** Start **

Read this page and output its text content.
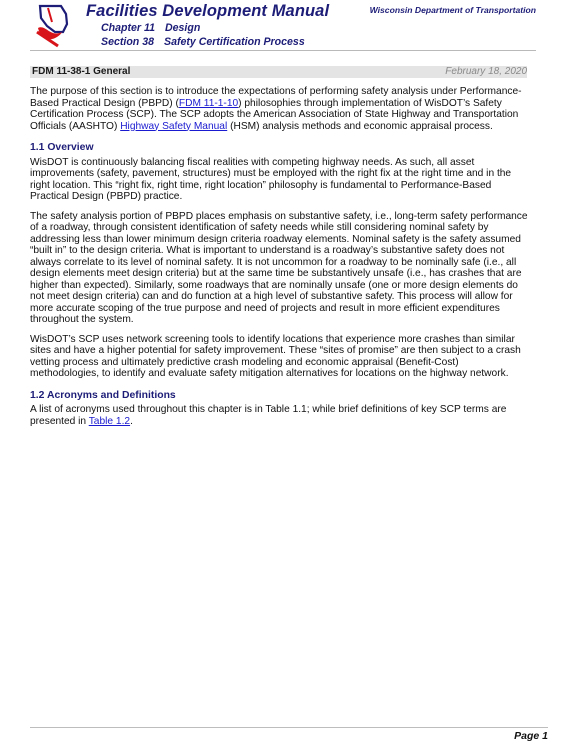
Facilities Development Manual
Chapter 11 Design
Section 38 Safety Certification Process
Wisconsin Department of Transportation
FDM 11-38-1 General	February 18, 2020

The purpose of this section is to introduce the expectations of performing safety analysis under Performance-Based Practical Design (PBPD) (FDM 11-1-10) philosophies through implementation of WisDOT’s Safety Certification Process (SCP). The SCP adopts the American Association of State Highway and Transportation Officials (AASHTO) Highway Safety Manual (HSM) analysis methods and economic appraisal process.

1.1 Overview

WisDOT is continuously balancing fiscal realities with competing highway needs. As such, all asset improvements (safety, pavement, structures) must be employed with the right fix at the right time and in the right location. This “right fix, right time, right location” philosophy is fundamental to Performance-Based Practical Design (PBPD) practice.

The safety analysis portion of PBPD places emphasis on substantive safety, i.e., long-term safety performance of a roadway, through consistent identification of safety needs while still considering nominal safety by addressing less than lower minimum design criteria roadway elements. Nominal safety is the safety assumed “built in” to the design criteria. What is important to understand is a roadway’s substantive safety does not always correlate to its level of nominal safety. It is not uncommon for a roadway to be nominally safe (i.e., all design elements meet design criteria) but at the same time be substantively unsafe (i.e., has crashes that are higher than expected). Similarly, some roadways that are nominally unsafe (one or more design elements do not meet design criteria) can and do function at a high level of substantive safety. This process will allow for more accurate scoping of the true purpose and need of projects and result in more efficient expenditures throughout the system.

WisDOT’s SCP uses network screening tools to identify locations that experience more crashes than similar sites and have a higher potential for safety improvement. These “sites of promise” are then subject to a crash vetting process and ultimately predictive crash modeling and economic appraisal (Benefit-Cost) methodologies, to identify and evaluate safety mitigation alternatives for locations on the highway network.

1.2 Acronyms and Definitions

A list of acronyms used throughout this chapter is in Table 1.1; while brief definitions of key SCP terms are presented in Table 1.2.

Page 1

** End **

**Stated problem**
From the entries above, list each line with "Manual" in it.

**Result**
Facilities Development Manual
The purpose of this section is to introduce the expectations of performing safety analysis under Performance-Based Practical Design (PBPD) (FDM 11-1-10) philosophies through implementation of WisDOT’s Safety Certification Process (SCP). The SCP adopts the American Association of State Highway and Transportation Officials (AASHTO) Highway Safety Manual (HSM) analysis methods and economic appraisal process.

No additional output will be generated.